**DATA FOR THIS TASK**.
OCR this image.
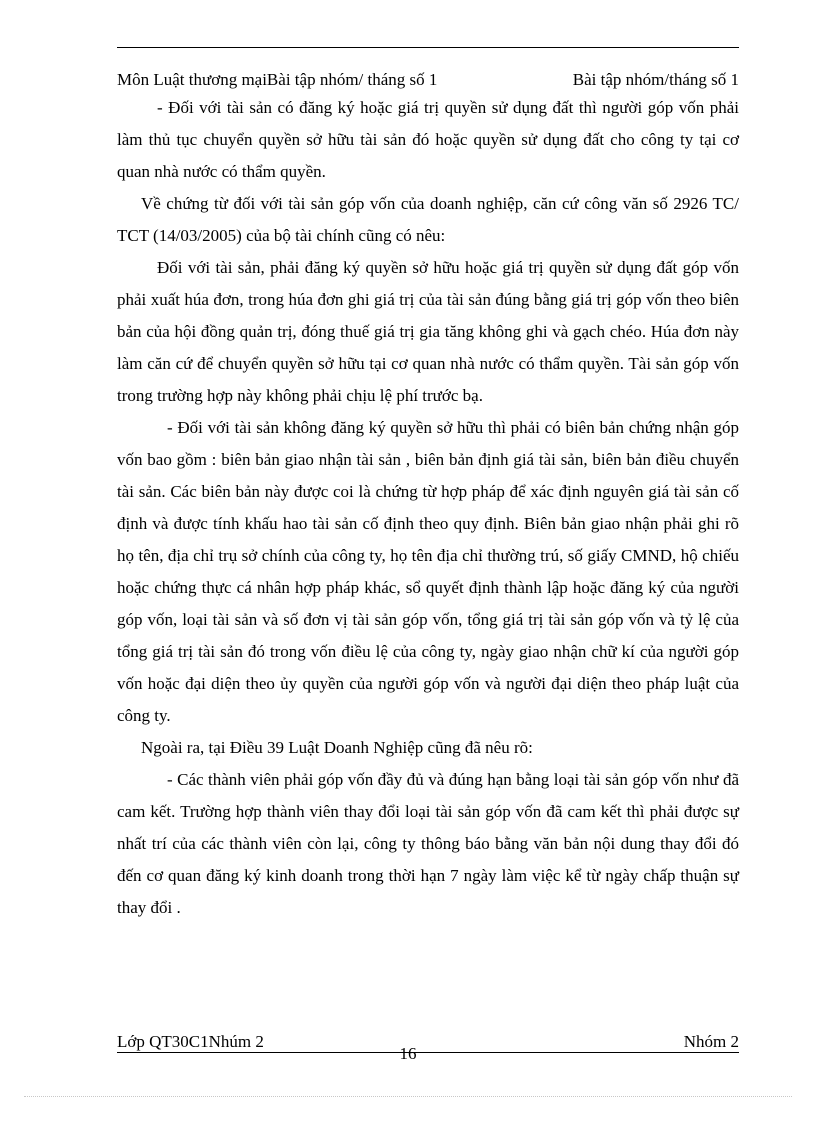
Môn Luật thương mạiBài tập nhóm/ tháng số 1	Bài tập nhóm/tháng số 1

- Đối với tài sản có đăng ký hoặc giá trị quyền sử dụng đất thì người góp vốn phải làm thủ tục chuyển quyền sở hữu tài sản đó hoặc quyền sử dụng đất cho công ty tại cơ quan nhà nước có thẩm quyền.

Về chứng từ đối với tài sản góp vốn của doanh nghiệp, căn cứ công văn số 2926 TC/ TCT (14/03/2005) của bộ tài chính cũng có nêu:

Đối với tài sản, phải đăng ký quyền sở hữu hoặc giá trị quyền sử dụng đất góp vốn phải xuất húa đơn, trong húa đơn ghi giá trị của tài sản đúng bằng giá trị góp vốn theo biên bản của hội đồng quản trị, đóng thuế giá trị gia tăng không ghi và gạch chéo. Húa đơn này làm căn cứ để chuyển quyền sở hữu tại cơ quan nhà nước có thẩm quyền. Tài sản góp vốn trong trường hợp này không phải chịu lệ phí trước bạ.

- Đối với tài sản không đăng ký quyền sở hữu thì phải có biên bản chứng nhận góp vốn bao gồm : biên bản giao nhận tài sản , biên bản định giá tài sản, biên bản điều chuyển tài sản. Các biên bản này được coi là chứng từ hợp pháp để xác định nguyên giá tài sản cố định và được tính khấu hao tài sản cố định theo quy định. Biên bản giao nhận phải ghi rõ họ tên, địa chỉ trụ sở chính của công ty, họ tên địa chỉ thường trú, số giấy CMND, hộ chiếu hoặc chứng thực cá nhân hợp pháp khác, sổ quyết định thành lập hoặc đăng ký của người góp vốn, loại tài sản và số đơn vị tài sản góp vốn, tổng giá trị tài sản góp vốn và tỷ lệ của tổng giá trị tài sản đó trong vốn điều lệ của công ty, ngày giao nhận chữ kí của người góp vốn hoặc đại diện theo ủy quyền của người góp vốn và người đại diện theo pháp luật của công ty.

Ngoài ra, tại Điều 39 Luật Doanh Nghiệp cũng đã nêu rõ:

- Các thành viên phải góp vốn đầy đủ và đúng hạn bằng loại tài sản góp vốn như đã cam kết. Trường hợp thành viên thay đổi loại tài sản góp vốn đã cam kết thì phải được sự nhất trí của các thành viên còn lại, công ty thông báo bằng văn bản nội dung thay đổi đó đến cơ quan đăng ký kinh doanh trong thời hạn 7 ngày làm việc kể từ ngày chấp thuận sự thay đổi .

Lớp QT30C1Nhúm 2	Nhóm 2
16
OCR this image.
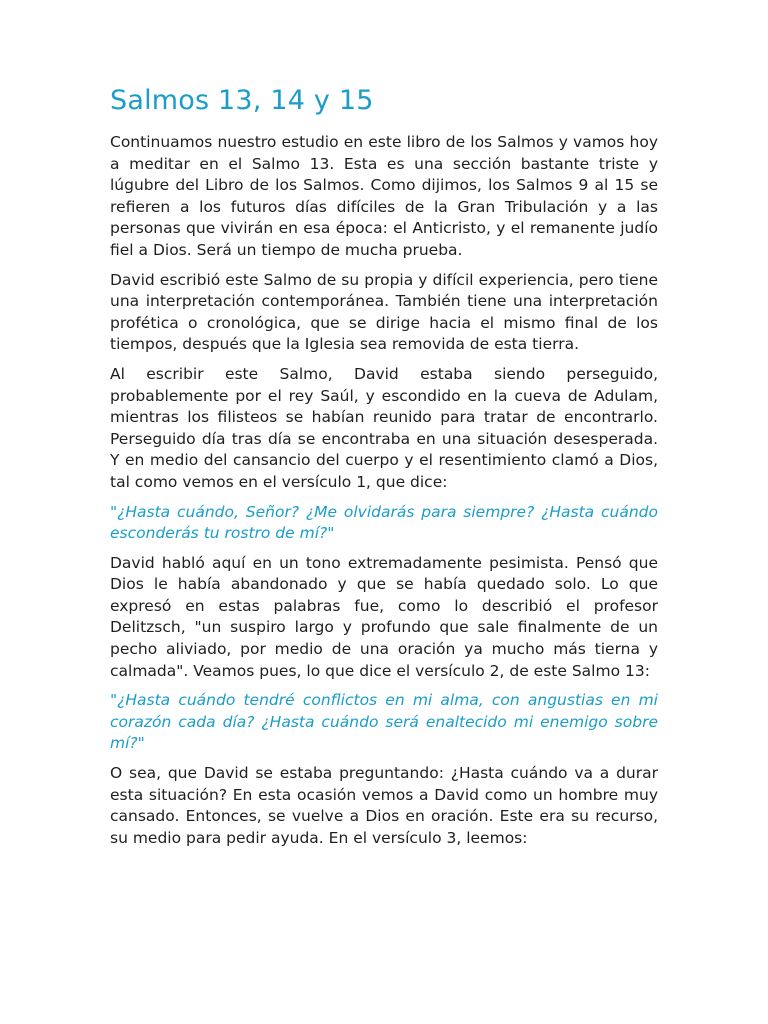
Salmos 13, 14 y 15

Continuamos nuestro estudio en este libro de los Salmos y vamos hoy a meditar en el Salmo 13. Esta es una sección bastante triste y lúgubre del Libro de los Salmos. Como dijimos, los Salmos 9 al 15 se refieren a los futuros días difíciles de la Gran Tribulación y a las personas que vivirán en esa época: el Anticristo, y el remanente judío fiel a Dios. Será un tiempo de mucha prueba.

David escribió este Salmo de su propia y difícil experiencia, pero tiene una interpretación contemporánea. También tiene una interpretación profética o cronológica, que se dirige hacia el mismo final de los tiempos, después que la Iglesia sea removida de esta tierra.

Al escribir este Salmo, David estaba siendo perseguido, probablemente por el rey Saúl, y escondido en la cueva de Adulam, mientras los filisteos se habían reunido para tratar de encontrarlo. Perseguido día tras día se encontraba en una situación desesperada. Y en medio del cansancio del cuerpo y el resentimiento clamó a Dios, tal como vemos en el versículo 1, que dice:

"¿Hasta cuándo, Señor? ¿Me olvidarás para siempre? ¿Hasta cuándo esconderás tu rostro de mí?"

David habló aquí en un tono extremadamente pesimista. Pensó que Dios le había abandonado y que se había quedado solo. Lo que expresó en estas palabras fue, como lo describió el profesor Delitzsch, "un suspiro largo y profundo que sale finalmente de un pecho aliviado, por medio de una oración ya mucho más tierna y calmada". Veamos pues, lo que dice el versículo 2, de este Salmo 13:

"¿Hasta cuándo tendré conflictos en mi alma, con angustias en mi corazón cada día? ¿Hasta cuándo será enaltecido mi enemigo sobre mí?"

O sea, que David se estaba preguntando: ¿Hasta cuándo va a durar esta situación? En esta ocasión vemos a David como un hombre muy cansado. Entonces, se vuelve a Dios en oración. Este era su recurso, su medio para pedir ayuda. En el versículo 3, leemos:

**WHAT IS EXPECTED**. Search the records above for the string "estaba". Copy every line that contains it.

**ANSWER FOR THE TASK**.
Al escribir este Salmo, David estaba siendo perseguido, probablemente por el rey Saúl, y escondido en la cueva de Adulam, mientras los filisteos se habían reunido para tratar de encontrarlo. Perseguido día tras día se encontraba en una situación desesperada. Y en medio del cansancio del cuerpo y el resentimiento clamó a Dios, tal como vemos en el versículo 1, que dice:
O sea, que David se estaba preguntando: ¿Hasta cuándo va a durar esta situación? En esta ocasión vemos a David como un hombre muy cansado. Entonces, se vuelve a Dios en oración. Este era su recurso, su medio para pedir ayuda. En el versículo 3, leemos:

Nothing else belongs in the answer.